# Your task
Below is a listing to write out in full, exactly as given, without its pictures.

# Rows from a figure dataset
------------------------------
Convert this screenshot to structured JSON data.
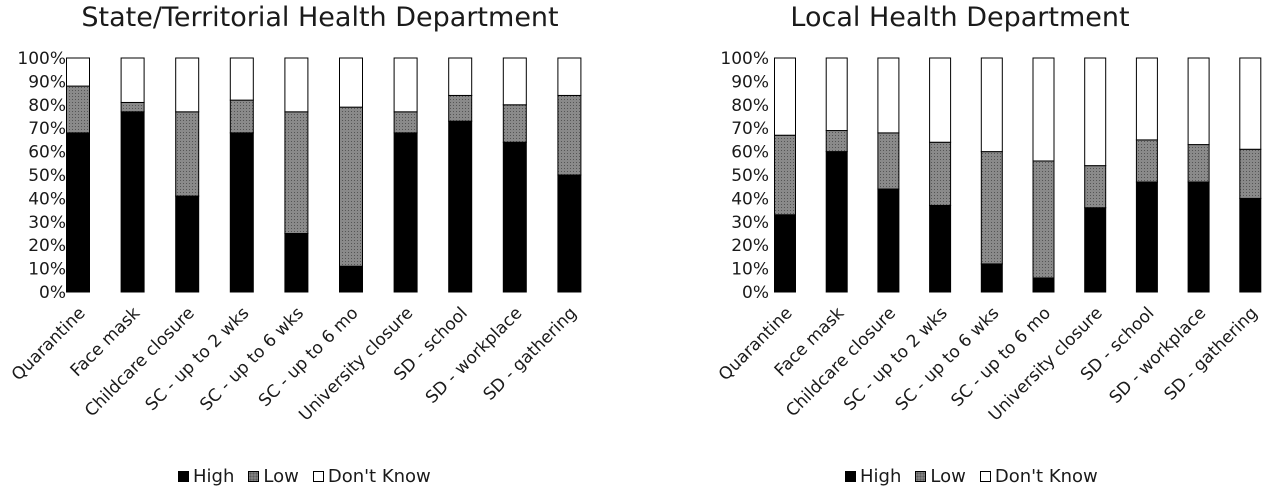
{
  "legend": {
    "high": "High",
    "low": "Low",
    "dont_know": "Don't Know"
  },
  "colors": {
    "high": "#000000",
    "low": "#808080",
    "dont_know": "#ffffff"
  },
  "chart_data": [
    {
      "type": "bar",
      "stacked": true,
      "title": "State/Territorial Health Department",
      "categories": [
        "Quarantine",
        "Face mask",
        "Childcare closure",
        "SC - up to 2 wks",
        "SC - up to 6 wks",
        "SC - up to 6 mo",
        "University closure",
        "SD - school",
        "SD - workplace",
        "SD - gathering"
      ],
      "ytick_labels": [
        "0%",
        "10%",
        "20%",
        "30%",
        "40%",
        "50%",
        "60%",
        "70%",
        "80%",
        "90%",
        "100%"
      ],
      "ylim": [
        0,
        100
      ],
      "legend_position": "bottom",
      "series": [
        {
          "name": "High",
          "values": [
            68,
            77,
            41,
            68,
            25,
            11,
            68,
            73,
            64,
            50
          ]
        },
        {
          "name": "Low",
          "values": [
            20,
            4,
            36,
            14,
            52,
            68,
            9,
            11,
            16,
            34
          ]
        },
        {
          "name": "Don't Know",
          "values": [
            12,
            19,
            23,
            18,
            23,
            21,
            23,
            16,
            20,
            16
          ]
        }
      ]
    },
    {
      "type": "bar",
      "stacked": true,
      "title": "Local Health Department",
      "categories": [
        "Quarantine",
        "Face mask",
        "Childcare closure",
        "SC - up to 2 wks",
        "SC - up to 6 wks",
        "SC - up to 6 mo",
        "University closure",
        "SD - school",
        "SD - workplace",
        "SD - gathering"
      ],
      "ytick_labels": [
        "0%",
        "10%",
        "20%",
        "30%",
        "40%",
        "50%",
        "60%",
        "70%",
        "80%",
        "90%",
        "100%"
      ],
      "ylim": [
        0,
        100
      ],
      "legend_position": "bottom",
      "series": [
        {
          "name": "High",
          "values": [
            33,
            60,
            44,
            37,
            12,
            6,
            36,
            47,
            47,
            40
          ]
        },
        {
          "name": "Low",
          "values": [
            34,
            9,
            24,
            27,
            48,
            50,
            18,
            18,
            16,
            21
          ]
        },
        {
          "name": "Don't Know",
          "values": [
            33,
            31,
            32,
            36,
            40,
            44,
            46,
            35,
            37,
            39
          ]
        }
      ]
    }
  ]
}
------------------------------
# Answer in full
Convert this screenshot to structured JSON data.
{
  "legend": {
    "high": "High",
    "low": "Low",
    "dont_know": "Don't Know"
  },
  "colors": {
    "high": "#000000",
    "low": "#808080",
    "dont_know": "#ffffff"
  },
  "chart_data": [
    {
      "type": "bar",
      "stacked": true,
      "title": "State/Territorial Health Department",
      "categories": [
        "Quarantine",
        "Face mask",
        "Childcare closure",
        "SC - up to 2 wks",
        "SC - up to 6 wks",
        "SC - up to 6 mo",
        "University closure",
        "SD - school",
        "SD - workplace",
        "SD - gathering"
      ],
      "ytick_labels": [
        "0%",
        "10%",
        "20%",
        "30%",
        "40%",
        "50%",
        "60%",
        "70%",
        "80%",
        "90%",
        "100%"
      ],
      "ylim": [
        0,
        100
      ],
      "legend_position": "bottom",
      "series": [
        {
          "name": "High",
          "values": [
            68,
            77,
            41,
            68,
            25,
            11,
            68,
            73,
            64,
            50
          ]
        },
        {
          "name": "Low",
          "values": [
            20,
            4,
            36,
            14,
            52,
            68,
            9,
            11,
            16,
            34
          ]
        },
        {
          "name": "Don't Know",
          "values": [
            12,
            19,
            23,
            18,
            23,
            21,
            23,
            16,
            20,
            16
          ]
        }
      ]
    },
    {
      "type": "bar",
      "stacked": true,
      "title": "Local Health Department",
      "categories": [
        "Quarantine",
        "Face mask",
        "Childcare closure",
        "SC - up to 2 wks",
        "SC - up to 6 wks",
        "SC - up to 6 mo",
        "University closure",
        "SD - school",
        "SD - workplace",
        "SD - gathering"
      ],
      "ytick_labels": [
        "0%",
        "10%",
        "20%",
        "30%",
        "40%",
        "50%",
        "60%",
        "70%",
        "80%",
        "90%",
        "100%"
      ],
      "ylim": [
        0,
        100
      ],
      "legend_position": "bottom",
      "series": [
        {
          "name": "High",
          "values": [
            33,
            60,
            44,
            37,
            12,
            6,
            36,
            47,
            47,
            40
          ]
        },
        {
          "name": "Low",
          "values": [
            34,
            9,
            24,
            27,
            48,
            50,
            18,
            18,
            16,
            21
          ]
        },
        {
          "name": "Don't Know",
          "values": [
            33,
            31,
            32,
            36,
            40,
            44,
            46,
            35,
            37,
            39
          ]
        }
      ]
    }
  ]
}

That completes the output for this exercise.